_Task to carry out_
Exact repetition is required: output every record in full.

_Entries provided_

+++++

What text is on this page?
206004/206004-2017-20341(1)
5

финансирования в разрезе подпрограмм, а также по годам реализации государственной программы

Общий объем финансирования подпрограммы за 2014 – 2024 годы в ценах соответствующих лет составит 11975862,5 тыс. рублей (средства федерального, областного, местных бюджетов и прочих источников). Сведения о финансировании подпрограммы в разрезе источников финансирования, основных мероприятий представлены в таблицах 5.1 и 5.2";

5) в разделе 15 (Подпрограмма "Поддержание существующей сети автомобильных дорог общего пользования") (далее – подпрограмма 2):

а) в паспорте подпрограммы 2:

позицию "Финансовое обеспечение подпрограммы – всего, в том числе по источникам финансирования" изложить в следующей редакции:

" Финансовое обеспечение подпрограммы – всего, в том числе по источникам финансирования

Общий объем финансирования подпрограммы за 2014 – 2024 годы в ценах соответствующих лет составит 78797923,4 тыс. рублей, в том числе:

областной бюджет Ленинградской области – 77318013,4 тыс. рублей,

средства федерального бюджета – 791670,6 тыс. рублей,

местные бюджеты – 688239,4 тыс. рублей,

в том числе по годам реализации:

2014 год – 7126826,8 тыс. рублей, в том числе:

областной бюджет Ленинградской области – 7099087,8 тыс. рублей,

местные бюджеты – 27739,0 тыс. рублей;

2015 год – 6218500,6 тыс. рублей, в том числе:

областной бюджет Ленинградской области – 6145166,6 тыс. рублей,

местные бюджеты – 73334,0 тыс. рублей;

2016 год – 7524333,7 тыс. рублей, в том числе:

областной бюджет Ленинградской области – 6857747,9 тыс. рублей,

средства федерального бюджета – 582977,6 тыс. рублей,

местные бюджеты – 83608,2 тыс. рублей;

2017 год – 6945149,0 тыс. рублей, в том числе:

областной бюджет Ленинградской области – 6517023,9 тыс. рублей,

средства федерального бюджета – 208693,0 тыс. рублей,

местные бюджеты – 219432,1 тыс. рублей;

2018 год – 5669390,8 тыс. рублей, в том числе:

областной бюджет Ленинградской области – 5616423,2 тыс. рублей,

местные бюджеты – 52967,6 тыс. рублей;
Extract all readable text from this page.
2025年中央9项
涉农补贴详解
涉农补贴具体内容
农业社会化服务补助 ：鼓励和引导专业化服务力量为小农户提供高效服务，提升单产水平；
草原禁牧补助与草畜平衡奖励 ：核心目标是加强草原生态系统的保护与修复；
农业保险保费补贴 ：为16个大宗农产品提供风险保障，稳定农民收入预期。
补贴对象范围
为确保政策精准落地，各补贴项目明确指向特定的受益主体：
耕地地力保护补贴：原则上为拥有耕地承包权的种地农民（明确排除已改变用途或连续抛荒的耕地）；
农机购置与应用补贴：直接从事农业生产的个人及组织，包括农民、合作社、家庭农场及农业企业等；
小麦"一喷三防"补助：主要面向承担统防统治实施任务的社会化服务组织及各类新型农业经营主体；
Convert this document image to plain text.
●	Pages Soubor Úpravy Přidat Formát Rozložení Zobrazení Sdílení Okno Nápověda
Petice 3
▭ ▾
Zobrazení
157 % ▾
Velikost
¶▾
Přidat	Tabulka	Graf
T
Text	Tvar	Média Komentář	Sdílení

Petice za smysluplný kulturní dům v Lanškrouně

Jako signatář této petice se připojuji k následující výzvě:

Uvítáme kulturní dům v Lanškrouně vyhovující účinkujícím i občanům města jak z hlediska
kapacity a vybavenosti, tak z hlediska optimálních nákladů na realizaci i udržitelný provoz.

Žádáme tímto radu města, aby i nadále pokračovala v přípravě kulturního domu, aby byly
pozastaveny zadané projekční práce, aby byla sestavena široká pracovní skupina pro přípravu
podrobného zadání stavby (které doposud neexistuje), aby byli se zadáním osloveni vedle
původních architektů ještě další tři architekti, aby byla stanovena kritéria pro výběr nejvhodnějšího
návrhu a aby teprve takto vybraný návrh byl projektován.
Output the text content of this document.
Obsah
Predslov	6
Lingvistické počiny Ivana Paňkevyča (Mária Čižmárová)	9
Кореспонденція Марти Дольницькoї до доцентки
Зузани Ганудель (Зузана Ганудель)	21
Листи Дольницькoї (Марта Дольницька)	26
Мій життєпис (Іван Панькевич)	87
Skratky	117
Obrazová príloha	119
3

+++++

_Completed exercise_
What text is on this page?
206004/206004-2017-20341(1)
5

финансирования в разрезе подпрограмм, а также по годам реализации государственной программы

Общий объем финансирования подпрограммы за 2014 – 2024 годы в ценах соответствующих лет составит 11975862,5 тыс. рублей (средства федерального, областного, местных бюджетов и прочих источников). Сведения о финансировании подпрограммы в разрезе источников финансирования, основных мероприятий представлены в таблицах 5.1 и 5.2";

5) в разделе 15 (Подпрограмма "Поддержание существующей сети автомобильных дорог общего пользования") (далее – подпрограмма 2):

а) в паспорте подпрограммы 2:

позицию "Финансовое обеспечение подпрограммы – всего, в том числе по источникам финансирования" изложить в следующей редакции:

" Финансовое обеспечение подпрограммы – всего, в том числе по источникам финансирования

Общий объем финансирования подпрограммы за 2014 – 2024 годы в ценах соответствующих лет составит 78797923,4 тыс. рублей, в том числе:

областной бюджет Ленинградской области – 77318013,4 тыс. рублей,

средства федерального бюджета – 791670,6 тыс. рублей,

местные бюджеты – 688239,4 тыс. рублей,

в том числе по годам реализации:

2014 год – 7126826,8 тыс. рублей, в том числе:

областной бюджет Ленинградской области – 7099087,8 тыс. рублей,

местные бюджеты – 27739,0 тыс. рублей;

2015 год – 6218500,6 тыс. рублей, в том числе:

областной бюджет Ленинградской области – 6145166,6 тыс. рублей,

местные бюджеты – 73334,0 тыс. рублей;

2016 год – 7524333,7 тыс. рублей, в том числе:

областной бюджет Ленинградской области – 6857747,9 тыс. рублей,

средства федерального бюджета – 582977,6 тыс. рублей,

местные бюджеты – 83608,2 тыс. рублей;

2017 год – 6945149,0 тыс. рублей, в том числе:

областной бюджет Ленинградской области – 6517023,9 тыс. рублей,

средства федерального бюджета – 208693,0 тыс. рублей,

местные бюджеты – 219432,1 тыс. рублей;

2018 год – 5669390,8 тыс. рублей, в том числе:

областной бюджет Ленинградской области – 5616423,2 тыс. рублей,

местные бюджеты – 52967,6 тыс. рублей;
Extract all readable text from this page.
2025年中央9项
涉农补贴详解
涉农补贴具体内容
农业社会化服务补助 ：鼓励和引导专业化服务力量为小农户提供高效服务，提升单产水平；
草原禁牧补助与草畜平衡奖励 ：核心目标是加强草原生态系统的保护与修复；
农业保险保费补贴 ：为16个大宗农产品提供风险保障，稳定农民收入预期。
补贴对象范围
为确保政策精准落地，各补贴项目明确指向特定的受益主体：
耕地地力保护补贴：原则上为拥有耕地承包权的种地农民（明确排除已改变用途或连续抛荒的耕地）；
农机购置与应用补贴：直接从事农业生产的个人及组织，包括农民、合作社、家庭农场及农业企业等；
小麦"一喷三防"补助：主要面向承担统防统治实施任务的社会化服务组织及各类新型农业经营主体；
Convert this document image to plain text.
●	Pages Soubor Úpravy Přidat Formát Rozložení Zobrazení Sdílení Okno Nápověda
Petice 3
▭ ▾
Zobrazení
157 % ▾
Velikost
¶▾
Přidat	Tabulka	Graf
T
Text	Tvar	Média Komentář	Sdílení

Petice za smysluplný kulturní dům v Lanškrouně

Jako signatář této petice se připojuji k následující výzvě:

Uvítáme kulturní dům v Lanškrouně vyhovující účinkujícím i občanům města jak z hlediska
kapacity a vybavenosti, tak z hlediska optimálních nákladů na realizaci i udržitelný provoz.

Žádáme tímto radu města, aby i nadále pokračovala v přípravě kulturního domu, aby byly
pozastaveny zadané projekční práce, aby byla sestavena široká pracovní skupina pro přípravu
podrobného zadání stavby (které doposud neexistuje), aby byli se zadáním osloveni vedle
původních architektů ještě další tři architekti, aby byla stanovena kritéria pro výběr nejvhodnějšího
návrhu a aby teprve takto vybraný návrh byl projektován.
Output the text content of this document.
Obsah
Predslov	6
Lingvistické počiny Ivana Paňkevyča (Mária Čižmárová)	9
Кореспонденція Марти Дольницькoї до доцентки
Зузани Ганудель (Зузана Ганудель)	21
Листи Дольницькoї (Марта Дольницька)	26
Мій життєпис (Іван Панькевич)	87
Skratky	117
Obrazová príloha	119
3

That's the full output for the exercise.